EXTRACTED RECORDS —
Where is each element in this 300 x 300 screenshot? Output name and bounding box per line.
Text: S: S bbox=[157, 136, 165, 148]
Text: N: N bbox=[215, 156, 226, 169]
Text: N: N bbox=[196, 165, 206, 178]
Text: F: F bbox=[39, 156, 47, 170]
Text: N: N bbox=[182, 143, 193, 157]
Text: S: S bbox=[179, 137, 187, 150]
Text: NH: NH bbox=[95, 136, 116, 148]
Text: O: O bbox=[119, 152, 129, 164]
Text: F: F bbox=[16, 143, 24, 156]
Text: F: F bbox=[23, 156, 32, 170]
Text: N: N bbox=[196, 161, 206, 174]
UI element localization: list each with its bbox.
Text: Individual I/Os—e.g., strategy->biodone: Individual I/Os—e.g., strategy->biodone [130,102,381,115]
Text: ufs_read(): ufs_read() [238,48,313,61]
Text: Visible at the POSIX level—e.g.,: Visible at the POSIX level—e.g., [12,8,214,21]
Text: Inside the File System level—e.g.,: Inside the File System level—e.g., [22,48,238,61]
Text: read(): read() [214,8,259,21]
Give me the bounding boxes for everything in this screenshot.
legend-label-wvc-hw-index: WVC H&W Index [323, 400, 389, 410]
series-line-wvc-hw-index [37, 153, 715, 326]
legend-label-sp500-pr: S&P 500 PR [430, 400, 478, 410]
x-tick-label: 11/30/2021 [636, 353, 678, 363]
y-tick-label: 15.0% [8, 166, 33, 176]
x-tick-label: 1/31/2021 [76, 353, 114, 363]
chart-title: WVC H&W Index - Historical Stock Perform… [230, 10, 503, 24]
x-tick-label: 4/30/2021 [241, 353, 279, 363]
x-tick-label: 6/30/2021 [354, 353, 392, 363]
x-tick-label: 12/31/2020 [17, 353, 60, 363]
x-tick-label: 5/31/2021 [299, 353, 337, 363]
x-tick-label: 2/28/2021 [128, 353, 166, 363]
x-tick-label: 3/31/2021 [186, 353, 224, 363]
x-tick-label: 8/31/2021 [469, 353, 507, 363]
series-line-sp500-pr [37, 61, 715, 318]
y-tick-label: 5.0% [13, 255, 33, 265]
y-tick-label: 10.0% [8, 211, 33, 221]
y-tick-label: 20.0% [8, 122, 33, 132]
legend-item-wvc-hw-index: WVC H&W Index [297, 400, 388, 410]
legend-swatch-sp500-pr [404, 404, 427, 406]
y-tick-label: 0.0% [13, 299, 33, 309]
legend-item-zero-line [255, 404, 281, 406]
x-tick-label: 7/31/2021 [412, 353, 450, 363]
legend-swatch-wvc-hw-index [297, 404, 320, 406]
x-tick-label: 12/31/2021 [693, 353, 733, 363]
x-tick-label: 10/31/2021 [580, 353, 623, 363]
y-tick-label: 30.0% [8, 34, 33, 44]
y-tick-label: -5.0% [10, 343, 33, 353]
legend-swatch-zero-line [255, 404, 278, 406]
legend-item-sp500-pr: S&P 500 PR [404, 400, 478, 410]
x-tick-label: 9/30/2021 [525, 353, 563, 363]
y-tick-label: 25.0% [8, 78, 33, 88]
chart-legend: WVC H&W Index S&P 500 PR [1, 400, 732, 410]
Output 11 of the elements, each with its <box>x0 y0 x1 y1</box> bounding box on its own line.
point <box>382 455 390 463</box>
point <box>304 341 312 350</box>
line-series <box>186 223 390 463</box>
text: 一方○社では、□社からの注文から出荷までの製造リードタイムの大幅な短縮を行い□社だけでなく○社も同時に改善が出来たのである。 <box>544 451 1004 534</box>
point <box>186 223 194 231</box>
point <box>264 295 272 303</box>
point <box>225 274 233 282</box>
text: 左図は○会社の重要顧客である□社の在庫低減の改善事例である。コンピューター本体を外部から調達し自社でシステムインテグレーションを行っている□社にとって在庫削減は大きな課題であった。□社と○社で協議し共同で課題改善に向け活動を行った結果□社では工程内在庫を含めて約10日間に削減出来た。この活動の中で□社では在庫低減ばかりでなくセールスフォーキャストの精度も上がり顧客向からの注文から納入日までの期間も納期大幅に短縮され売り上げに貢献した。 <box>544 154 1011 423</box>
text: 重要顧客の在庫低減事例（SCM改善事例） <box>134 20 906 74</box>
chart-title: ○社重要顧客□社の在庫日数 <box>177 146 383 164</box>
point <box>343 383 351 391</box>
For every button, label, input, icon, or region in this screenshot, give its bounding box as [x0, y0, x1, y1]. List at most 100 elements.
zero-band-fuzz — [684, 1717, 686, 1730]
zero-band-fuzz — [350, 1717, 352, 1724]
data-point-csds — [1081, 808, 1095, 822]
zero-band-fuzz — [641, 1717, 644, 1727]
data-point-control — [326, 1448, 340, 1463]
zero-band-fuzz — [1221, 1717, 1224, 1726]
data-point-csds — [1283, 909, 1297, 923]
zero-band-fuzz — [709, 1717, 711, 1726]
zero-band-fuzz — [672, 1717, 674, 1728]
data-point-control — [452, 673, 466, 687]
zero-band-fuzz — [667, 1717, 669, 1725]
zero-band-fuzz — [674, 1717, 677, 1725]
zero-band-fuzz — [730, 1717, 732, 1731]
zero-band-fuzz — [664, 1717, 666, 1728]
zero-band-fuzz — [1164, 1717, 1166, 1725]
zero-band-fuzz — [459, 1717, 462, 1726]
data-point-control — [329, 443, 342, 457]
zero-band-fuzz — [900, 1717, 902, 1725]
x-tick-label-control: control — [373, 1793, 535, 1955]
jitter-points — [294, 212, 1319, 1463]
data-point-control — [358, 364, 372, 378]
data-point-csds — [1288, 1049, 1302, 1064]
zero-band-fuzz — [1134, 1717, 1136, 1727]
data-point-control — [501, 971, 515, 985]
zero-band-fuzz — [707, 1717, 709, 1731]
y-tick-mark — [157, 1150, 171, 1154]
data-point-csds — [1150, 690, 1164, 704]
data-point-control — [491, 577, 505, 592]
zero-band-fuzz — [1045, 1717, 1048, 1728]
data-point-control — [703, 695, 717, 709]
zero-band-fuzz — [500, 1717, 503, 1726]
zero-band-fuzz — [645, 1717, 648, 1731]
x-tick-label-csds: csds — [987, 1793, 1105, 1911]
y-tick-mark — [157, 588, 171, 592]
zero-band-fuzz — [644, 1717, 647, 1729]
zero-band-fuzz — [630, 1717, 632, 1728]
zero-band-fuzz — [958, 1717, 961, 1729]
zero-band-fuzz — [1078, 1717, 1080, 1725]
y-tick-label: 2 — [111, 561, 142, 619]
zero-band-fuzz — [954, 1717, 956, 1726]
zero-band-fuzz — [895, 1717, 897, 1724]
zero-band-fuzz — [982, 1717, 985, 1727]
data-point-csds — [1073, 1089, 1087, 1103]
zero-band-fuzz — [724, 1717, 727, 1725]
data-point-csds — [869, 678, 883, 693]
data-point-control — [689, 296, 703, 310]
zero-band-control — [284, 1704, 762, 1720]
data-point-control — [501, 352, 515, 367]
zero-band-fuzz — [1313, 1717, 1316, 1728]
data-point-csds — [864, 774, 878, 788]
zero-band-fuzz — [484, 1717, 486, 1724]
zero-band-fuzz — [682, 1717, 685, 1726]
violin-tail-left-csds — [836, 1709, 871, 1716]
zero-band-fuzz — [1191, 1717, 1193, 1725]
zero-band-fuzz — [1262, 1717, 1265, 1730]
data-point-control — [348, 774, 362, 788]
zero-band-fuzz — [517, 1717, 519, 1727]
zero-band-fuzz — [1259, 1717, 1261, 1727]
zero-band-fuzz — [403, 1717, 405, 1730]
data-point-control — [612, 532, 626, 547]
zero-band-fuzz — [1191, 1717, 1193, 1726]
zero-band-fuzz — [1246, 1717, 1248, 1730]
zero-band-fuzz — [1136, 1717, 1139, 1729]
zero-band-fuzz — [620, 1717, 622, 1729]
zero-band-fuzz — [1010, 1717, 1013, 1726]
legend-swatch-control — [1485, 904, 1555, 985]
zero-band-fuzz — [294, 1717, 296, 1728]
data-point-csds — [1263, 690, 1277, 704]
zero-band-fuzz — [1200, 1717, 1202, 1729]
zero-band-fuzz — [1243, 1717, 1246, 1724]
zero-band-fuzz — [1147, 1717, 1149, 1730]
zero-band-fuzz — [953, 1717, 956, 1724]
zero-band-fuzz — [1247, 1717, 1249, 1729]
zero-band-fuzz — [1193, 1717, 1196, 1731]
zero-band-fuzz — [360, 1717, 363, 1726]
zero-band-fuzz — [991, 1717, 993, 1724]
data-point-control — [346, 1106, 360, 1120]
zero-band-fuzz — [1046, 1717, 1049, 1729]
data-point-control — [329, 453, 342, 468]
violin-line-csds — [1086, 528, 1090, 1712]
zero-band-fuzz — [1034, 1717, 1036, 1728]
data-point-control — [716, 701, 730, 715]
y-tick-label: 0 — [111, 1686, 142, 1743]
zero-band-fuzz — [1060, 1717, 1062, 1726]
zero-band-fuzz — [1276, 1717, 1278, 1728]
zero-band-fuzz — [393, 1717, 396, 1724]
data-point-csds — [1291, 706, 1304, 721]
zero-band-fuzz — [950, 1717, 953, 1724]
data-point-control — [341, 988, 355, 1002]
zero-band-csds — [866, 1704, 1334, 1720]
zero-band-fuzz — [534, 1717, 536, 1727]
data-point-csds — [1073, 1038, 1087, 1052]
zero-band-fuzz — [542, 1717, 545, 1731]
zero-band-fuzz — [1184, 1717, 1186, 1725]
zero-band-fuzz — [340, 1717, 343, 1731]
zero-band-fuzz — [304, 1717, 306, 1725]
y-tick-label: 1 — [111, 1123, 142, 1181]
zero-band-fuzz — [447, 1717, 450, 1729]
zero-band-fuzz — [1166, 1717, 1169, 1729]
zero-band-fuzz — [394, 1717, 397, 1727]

TO DO —
Extract every line of the items above, from the first line through the line containing "x-tick-label: 4/30/2021 [241, 353, 279, 363]", and copy each one unchanged.

OUTPUT FOR THIS TASK —
Where is each element in this 300 x 300 screenshot? Output name and bounding box per line.
Text: S: S bbox=[157, 136, 165, 148]
Text: N: N bbox=[215, 156, 226, 169]
Text: N: N bbox=[196, 165, 206, 178]
Text: F: F bbox=[39, 156, 47, 170]
Text: N: N bbox=[182, 143, 193, 157]
Text: S: S bbox=[179, 137, 187, 150]
Text: NH: NH bbox=[95, 136, 116, 148]
Text: O: O bbox=[119, 152, 129, 164]
Text: F: F bbox=[16, 143, 24, 156]
Text: F: F bbox=[23, 156, 32, 170]
Text: N: N bbox=[196, 161, 206, 174]
UI element localization: list each with its bbox.
Text: Individual I/Os—e.g., strategy->biodone: Individual I/Os—e.g., strategy->biodone [130,102,381,115]
Text: ufs_read(): ufs_read() [238,48,313,61]
Text: Visible at the POSIX level—e.g.,: Visible at the POSIX level—e.g., [12,8,214,21]
Text: Inside the File System level—e.g.,: Inside the File System level—e.g., [22,48,238,61]
Text: read(): read() [214,8,259,21]
Give me the bounding boxes for everything in this screenshot.
legend-label-wvc-hw-index: WVC H&W Index [323, 400, 389, 410]
series-line-wvc-hw-index [37, 153, 715, 326]
legend-label-sp500-pr: S&P 500 PR [430, 400, 478, 410]
x-tick-label: 11/30/2021 [636, 353, 678, 363]
y-tick-label: 15.0% [8, 166, 33, 176]
x-tick-label: 1/31/2021 [76, 353, 114, 363]
chart-title: WVC H&W Index - Historical Stock Perform… [230, 10, 503, 24]
x-tick-label: 4/30/2021 [241, 353, 279, 363]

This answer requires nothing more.